• **Problem to solve**: Identify every line in the records below that contains the word "Тайрин", and reproduce each one.

(Rows from a dataset)
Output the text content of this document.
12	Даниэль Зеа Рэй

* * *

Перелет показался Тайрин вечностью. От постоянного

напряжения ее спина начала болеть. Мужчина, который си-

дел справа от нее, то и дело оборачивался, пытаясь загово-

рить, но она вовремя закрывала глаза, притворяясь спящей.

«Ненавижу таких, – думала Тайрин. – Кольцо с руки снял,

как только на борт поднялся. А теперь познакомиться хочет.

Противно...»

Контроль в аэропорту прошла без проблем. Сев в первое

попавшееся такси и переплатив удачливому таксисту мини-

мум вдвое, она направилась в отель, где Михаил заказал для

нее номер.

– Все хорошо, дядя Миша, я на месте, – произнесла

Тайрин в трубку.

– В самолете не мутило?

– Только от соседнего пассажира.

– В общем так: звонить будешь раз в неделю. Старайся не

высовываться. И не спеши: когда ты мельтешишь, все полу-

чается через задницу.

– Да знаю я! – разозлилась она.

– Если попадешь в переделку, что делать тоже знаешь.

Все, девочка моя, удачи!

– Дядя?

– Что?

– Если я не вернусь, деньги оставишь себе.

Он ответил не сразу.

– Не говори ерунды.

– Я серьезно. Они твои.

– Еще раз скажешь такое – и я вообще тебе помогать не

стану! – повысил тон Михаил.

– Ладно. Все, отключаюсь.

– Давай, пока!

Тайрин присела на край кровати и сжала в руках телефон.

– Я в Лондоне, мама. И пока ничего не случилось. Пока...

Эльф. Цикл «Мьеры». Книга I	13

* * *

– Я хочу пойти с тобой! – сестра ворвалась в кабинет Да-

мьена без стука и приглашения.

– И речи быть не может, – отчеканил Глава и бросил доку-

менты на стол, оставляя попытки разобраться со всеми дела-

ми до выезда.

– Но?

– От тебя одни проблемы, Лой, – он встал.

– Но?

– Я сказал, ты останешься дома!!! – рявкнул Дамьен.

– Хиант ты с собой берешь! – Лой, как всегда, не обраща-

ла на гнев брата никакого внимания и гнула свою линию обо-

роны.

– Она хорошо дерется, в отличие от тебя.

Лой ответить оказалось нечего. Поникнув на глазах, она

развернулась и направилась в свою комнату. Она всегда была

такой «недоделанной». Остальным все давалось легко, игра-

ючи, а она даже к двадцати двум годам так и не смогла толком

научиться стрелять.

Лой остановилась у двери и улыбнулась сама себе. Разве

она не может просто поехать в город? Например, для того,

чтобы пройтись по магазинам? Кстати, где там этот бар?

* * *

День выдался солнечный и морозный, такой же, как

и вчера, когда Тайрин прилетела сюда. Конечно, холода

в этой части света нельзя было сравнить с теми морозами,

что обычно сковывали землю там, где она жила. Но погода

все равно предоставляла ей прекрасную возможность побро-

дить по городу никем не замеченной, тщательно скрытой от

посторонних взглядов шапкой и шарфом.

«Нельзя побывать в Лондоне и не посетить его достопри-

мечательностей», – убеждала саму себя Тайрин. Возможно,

• **Answer to this exercise**:
Перелет показался Тайрин вечностью. От постоянного
«Ненавижу таких, – думала Тайрин. – Кольцо с руки снял,
Тайрин в трубку.
Тайрин присела на край кровати и сжала в руках телефон.
и вчера, когда Тайрин прилетела сюда. Конечно, холода
мечательностей», – убеждала саму себя Тайрин. Возможно,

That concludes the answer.